#### [Task goal]
Gather each line of the records where "this" appears.

#### [Material shown]
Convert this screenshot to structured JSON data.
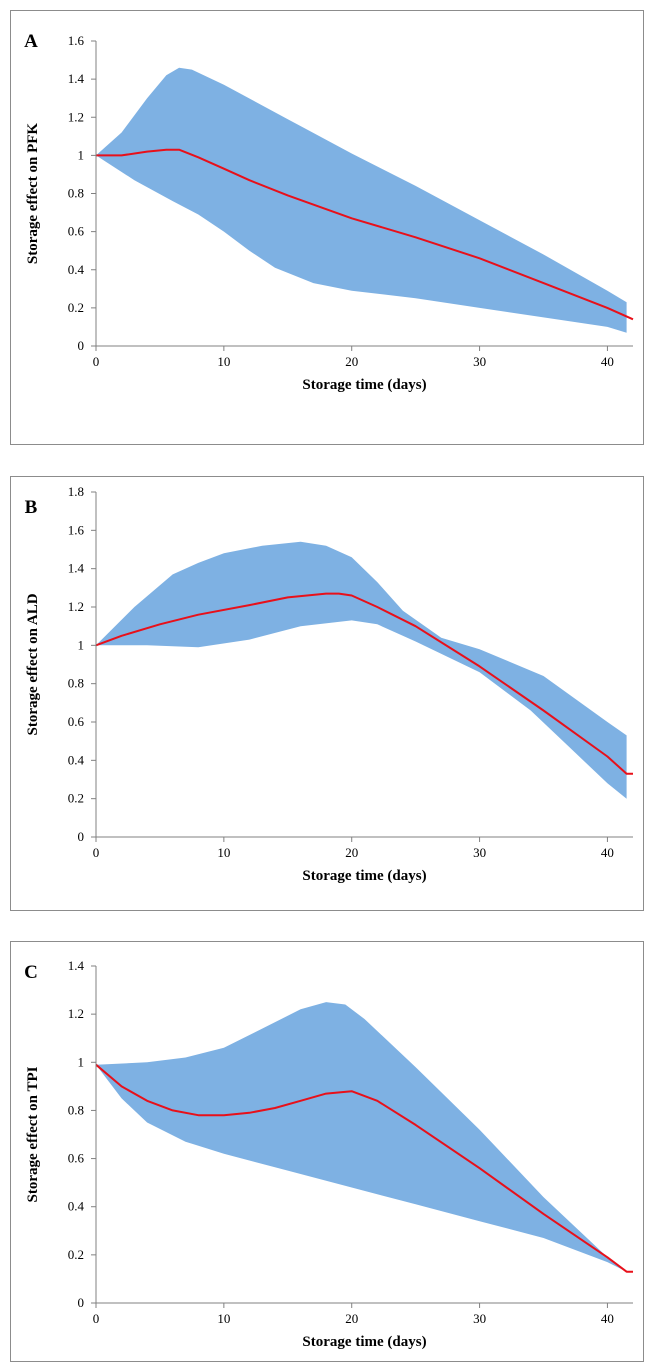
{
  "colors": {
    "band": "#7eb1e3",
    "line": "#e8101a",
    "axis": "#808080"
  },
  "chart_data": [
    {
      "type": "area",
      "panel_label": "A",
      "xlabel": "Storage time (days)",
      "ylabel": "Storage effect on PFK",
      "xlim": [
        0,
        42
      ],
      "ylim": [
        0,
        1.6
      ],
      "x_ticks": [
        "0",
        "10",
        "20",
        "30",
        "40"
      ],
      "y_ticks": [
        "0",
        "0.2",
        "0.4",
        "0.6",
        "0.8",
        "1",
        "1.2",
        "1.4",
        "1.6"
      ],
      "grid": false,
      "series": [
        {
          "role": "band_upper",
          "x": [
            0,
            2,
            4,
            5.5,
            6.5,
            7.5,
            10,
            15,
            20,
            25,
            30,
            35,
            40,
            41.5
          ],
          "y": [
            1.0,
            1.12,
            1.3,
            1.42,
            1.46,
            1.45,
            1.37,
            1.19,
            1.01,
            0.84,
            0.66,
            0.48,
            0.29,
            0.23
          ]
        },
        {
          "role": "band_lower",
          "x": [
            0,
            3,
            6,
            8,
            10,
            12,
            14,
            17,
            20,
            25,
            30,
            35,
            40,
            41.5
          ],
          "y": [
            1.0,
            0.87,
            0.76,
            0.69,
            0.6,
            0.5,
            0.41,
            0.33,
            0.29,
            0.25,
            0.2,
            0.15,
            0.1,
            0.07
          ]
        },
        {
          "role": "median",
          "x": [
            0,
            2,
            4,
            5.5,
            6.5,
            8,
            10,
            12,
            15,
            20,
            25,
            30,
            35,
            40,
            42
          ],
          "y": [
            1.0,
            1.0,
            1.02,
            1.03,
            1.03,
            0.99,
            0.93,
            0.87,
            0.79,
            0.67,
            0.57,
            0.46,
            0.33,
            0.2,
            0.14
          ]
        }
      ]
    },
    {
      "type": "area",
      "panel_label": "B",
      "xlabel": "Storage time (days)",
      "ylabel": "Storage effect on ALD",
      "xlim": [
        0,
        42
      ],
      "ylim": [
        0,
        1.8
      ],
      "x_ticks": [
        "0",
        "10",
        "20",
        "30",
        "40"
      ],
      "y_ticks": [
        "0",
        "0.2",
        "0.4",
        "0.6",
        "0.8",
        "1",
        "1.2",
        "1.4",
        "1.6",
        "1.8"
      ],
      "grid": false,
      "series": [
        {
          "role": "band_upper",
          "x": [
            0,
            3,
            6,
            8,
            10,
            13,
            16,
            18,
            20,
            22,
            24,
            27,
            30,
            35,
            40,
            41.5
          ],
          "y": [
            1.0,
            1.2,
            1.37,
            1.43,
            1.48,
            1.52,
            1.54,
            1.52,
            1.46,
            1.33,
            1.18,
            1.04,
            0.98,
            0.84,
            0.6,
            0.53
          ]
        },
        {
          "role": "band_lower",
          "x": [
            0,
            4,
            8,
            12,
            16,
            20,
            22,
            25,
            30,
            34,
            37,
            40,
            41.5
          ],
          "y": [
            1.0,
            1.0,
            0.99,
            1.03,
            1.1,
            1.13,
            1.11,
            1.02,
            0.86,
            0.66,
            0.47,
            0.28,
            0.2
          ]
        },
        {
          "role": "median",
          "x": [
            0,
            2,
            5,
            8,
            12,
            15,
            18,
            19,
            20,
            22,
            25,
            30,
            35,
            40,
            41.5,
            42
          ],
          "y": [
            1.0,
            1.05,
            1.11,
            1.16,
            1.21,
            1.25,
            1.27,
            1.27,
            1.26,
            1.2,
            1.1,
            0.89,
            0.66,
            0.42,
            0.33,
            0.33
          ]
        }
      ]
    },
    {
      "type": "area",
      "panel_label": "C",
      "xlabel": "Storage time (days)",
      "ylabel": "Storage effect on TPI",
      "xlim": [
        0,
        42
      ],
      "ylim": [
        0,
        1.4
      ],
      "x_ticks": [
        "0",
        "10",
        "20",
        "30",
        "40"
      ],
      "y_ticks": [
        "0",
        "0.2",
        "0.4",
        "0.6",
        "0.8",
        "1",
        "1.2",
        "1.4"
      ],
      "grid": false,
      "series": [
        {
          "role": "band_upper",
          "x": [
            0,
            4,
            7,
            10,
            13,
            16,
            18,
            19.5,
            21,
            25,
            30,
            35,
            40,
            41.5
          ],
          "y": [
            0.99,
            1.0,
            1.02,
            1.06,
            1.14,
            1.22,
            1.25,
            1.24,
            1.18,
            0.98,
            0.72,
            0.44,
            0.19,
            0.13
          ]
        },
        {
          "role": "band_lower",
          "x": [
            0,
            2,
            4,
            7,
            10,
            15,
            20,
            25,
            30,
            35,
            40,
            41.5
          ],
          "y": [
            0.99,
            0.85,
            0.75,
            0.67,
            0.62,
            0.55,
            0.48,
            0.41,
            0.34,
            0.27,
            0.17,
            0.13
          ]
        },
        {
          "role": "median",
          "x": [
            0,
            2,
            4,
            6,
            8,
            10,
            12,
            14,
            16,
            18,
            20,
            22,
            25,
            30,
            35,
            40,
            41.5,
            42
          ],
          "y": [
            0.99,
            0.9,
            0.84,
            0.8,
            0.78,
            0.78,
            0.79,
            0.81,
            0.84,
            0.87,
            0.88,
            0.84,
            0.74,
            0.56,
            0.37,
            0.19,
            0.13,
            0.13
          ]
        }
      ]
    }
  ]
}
* * *
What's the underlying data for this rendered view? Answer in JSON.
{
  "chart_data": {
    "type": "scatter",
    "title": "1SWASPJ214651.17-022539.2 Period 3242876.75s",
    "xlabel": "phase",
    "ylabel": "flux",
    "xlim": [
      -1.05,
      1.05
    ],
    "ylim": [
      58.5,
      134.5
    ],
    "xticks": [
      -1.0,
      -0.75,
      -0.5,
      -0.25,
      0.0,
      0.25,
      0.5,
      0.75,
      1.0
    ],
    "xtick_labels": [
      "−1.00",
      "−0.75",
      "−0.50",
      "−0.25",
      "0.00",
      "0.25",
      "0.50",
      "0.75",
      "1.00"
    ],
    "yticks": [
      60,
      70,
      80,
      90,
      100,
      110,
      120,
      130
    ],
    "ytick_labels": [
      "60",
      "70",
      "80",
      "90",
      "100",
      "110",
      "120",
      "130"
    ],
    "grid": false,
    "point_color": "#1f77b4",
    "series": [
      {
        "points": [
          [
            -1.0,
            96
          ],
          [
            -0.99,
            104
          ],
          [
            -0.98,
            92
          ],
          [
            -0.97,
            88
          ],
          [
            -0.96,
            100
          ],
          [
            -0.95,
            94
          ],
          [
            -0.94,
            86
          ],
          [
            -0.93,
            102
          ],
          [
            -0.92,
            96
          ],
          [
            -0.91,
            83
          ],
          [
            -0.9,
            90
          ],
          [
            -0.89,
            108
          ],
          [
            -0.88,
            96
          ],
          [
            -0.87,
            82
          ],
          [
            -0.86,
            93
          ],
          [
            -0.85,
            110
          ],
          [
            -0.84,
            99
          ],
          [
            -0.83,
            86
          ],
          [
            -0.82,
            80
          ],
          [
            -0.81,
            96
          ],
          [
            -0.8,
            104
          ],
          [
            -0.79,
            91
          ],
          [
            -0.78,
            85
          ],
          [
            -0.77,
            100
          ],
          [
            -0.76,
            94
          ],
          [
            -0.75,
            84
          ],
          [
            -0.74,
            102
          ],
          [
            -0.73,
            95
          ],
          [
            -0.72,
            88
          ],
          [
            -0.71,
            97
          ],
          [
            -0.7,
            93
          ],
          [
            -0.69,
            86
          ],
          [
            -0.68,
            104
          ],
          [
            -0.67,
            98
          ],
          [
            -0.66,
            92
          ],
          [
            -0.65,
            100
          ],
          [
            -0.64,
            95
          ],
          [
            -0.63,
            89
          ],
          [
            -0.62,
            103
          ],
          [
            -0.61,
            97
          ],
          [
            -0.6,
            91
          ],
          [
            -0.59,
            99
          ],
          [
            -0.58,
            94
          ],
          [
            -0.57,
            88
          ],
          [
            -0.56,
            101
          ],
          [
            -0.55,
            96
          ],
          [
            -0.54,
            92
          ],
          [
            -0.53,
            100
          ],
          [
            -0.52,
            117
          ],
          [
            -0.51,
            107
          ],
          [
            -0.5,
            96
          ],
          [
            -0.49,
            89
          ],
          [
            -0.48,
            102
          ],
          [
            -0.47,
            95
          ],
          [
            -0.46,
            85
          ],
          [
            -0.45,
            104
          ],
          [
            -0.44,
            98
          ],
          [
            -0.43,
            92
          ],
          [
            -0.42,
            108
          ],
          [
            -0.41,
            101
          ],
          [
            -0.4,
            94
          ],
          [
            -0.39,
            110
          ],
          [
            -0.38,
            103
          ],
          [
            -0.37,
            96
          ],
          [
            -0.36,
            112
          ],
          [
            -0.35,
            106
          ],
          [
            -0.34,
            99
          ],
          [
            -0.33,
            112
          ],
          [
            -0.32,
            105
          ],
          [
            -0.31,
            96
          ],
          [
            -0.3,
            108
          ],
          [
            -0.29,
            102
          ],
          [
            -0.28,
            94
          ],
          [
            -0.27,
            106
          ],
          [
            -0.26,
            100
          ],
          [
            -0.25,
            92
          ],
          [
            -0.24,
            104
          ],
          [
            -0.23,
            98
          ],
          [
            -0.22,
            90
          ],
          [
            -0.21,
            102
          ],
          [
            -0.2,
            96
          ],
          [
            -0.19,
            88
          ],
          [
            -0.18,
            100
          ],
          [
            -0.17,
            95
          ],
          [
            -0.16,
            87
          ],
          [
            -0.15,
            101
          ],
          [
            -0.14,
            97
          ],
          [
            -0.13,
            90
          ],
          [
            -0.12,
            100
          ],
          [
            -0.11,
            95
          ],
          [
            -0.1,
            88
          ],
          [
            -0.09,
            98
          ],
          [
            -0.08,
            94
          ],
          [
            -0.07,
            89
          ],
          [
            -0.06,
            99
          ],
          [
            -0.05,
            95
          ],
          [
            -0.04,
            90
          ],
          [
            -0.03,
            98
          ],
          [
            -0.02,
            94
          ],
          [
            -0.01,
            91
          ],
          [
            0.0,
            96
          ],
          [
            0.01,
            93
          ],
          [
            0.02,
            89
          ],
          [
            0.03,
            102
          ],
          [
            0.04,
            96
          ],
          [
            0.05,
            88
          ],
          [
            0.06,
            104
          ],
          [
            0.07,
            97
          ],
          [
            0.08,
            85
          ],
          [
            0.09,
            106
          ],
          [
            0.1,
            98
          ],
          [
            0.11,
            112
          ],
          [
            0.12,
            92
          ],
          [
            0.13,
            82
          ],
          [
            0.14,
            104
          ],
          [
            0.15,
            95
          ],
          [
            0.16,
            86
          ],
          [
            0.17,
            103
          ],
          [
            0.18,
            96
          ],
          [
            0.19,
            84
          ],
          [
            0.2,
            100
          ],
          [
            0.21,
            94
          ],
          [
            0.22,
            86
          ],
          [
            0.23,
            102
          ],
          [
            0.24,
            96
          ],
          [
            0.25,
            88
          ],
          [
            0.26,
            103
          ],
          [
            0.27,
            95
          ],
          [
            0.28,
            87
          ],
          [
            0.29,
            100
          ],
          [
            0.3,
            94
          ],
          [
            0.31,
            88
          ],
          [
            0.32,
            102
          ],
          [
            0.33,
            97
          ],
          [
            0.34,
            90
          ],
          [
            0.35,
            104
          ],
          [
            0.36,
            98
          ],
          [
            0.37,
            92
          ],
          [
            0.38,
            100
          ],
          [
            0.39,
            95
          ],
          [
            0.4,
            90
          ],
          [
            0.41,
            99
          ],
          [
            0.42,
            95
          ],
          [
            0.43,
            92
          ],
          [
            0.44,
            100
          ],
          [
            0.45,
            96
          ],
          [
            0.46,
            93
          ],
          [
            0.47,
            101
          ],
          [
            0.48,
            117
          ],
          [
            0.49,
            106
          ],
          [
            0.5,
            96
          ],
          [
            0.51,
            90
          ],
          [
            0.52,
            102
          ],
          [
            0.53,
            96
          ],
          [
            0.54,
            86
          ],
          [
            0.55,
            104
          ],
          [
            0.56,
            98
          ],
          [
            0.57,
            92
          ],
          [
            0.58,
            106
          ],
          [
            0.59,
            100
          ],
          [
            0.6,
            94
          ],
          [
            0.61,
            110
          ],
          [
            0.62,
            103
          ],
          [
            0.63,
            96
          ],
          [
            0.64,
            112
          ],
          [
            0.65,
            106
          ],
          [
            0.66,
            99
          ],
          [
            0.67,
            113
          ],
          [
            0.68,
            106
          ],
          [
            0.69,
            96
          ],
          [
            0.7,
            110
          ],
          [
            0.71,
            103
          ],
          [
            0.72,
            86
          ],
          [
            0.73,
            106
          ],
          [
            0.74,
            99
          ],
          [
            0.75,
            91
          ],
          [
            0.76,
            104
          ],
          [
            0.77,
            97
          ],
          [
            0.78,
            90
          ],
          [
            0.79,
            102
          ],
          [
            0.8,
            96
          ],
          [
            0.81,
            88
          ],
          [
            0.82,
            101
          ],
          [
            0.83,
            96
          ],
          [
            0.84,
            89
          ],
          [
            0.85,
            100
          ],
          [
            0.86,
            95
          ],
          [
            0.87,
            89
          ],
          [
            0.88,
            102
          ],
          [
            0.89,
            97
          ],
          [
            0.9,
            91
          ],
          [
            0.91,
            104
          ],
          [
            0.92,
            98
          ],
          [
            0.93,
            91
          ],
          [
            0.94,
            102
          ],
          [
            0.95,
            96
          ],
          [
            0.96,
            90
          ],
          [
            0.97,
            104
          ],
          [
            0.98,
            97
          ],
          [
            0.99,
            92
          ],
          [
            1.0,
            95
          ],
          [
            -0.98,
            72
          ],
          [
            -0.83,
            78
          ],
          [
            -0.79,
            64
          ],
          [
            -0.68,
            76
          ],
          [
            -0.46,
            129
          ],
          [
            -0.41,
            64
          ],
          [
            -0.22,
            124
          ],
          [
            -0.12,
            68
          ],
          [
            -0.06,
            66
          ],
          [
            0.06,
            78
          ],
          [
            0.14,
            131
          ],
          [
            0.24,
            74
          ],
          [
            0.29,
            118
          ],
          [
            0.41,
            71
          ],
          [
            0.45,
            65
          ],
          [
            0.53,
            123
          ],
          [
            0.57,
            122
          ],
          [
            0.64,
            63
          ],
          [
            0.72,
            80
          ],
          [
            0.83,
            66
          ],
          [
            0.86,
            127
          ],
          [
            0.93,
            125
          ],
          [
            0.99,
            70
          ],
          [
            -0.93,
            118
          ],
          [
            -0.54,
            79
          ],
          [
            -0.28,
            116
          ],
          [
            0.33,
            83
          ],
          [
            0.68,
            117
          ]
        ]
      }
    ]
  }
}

#### [The completed task]
Convert this screenshot to structured JSON data.
What's the underlying data for this rendered view? Answer in JSON.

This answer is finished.